Task statement:
Determine the count of lines holding the string "กษาในส". Return only the number.

(Entries from a dataset)
- - -

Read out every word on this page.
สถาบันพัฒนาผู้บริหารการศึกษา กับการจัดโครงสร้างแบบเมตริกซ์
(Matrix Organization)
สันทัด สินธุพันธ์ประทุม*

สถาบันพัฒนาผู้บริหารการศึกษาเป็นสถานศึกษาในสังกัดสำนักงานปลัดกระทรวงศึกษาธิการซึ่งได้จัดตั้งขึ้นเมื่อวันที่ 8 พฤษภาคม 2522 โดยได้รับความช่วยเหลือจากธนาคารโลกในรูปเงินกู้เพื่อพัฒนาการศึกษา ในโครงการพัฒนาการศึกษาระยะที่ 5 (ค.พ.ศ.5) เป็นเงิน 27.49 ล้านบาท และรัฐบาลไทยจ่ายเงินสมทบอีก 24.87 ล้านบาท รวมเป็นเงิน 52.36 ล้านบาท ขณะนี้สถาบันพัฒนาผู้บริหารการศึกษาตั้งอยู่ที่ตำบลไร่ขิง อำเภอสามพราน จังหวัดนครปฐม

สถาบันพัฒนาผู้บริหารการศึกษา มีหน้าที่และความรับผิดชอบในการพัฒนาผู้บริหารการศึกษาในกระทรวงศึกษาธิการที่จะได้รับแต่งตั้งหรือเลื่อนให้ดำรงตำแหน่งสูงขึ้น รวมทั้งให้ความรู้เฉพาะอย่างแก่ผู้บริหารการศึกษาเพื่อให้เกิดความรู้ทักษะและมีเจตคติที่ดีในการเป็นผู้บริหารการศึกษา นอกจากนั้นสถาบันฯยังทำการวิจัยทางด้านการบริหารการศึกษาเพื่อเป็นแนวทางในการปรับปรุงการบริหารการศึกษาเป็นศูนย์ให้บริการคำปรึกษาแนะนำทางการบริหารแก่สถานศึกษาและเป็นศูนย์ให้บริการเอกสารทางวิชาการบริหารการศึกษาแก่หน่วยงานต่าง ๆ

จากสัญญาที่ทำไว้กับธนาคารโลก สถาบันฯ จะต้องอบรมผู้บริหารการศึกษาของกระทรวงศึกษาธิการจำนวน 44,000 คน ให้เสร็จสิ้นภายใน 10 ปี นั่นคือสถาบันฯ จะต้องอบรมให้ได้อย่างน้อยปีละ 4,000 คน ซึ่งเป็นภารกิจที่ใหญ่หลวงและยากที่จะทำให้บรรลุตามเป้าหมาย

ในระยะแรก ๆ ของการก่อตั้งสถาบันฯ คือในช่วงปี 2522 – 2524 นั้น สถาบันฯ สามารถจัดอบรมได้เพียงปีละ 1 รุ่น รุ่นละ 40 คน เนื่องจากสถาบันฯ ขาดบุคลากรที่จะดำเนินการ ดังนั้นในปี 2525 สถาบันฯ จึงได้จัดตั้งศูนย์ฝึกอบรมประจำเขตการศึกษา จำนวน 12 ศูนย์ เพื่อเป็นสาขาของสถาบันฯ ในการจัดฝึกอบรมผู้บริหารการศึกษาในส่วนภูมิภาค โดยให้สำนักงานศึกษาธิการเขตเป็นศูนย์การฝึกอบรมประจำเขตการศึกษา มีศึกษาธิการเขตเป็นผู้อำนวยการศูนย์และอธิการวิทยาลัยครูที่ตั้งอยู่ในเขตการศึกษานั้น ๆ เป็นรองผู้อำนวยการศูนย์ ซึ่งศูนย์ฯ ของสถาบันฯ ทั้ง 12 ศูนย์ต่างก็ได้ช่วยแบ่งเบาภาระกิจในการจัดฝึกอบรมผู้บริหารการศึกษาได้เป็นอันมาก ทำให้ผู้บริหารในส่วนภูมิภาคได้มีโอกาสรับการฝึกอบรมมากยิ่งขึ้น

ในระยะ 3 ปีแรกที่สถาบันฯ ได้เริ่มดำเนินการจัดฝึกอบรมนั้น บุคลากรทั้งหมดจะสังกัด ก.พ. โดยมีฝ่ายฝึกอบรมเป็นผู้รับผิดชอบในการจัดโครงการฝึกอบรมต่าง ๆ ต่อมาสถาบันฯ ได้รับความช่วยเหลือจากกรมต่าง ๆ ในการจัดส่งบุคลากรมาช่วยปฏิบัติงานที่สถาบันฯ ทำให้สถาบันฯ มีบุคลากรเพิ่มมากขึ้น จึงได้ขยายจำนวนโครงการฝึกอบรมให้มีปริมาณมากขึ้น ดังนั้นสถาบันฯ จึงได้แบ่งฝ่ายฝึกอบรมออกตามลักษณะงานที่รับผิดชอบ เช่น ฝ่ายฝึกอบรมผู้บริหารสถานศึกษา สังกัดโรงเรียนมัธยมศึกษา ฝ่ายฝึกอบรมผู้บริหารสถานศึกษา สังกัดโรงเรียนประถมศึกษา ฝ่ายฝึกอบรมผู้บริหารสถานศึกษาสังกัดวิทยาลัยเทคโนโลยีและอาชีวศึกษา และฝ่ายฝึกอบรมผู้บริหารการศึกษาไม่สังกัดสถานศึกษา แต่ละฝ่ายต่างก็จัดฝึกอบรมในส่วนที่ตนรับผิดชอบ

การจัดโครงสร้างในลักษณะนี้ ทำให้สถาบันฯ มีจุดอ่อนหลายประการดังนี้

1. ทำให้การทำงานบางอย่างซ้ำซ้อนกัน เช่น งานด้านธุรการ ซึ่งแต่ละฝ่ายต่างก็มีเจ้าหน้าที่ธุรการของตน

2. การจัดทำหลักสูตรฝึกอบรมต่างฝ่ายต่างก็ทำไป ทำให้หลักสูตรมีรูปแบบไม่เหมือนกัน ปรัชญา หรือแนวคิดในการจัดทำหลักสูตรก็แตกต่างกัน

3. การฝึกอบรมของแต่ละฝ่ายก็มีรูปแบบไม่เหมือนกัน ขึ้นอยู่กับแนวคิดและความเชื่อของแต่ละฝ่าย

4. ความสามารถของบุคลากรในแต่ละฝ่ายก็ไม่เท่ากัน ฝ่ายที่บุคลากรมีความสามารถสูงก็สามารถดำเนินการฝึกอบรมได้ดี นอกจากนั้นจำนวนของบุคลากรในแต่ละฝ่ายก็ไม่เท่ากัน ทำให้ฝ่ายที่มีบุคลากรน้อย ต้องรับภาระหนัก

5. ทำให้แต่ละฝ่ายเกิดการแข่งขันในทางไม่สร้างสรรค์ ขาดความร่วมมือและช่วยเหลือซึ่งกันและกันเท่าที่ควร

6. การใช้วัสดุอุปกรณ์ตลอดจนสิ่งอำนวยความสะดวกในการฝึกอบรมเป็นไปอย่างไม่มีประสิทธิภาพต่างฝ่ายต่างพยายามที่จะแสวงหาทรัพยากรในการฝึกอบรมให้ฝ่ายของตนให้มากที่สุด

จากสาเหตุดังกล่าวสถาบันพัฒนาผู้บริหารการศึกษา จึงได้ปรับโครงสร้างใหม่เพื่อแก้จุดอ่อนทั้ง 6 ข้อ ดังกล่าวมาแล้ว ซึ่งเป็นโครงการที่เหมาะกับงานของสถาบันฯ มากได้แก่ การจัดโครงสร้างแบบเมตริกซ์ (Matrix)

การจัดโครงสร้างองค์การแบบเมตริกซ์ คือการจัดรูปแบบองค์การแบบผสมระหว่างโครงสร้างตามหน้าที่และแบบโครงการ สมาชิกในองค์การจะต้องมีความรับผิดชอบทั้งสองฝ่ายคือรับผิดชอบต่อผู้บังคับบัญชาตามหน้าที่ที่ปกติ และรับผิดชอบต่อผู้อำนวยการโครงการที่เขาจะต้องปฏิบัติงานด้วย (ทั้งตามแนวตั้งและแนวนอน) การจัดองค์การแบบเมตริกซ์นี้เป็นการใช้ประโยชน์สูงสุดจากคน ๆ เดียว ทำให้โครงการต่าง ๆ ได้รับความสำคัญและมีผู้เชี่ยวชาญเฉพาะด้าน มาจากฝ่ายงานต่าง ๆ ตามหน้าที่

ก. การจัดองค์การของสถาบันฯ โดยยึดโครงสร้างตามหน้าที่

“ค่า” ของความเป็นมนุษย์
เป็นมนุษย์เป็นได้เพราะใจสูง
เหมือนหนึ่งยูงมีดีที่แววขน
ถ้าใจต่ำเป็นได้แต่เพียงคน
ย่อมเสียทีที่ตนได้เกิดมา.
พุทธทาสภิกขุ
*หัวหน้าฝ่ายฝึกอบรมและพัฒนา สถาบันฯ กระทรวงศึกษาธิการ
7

- - -

Response to this exercise:
2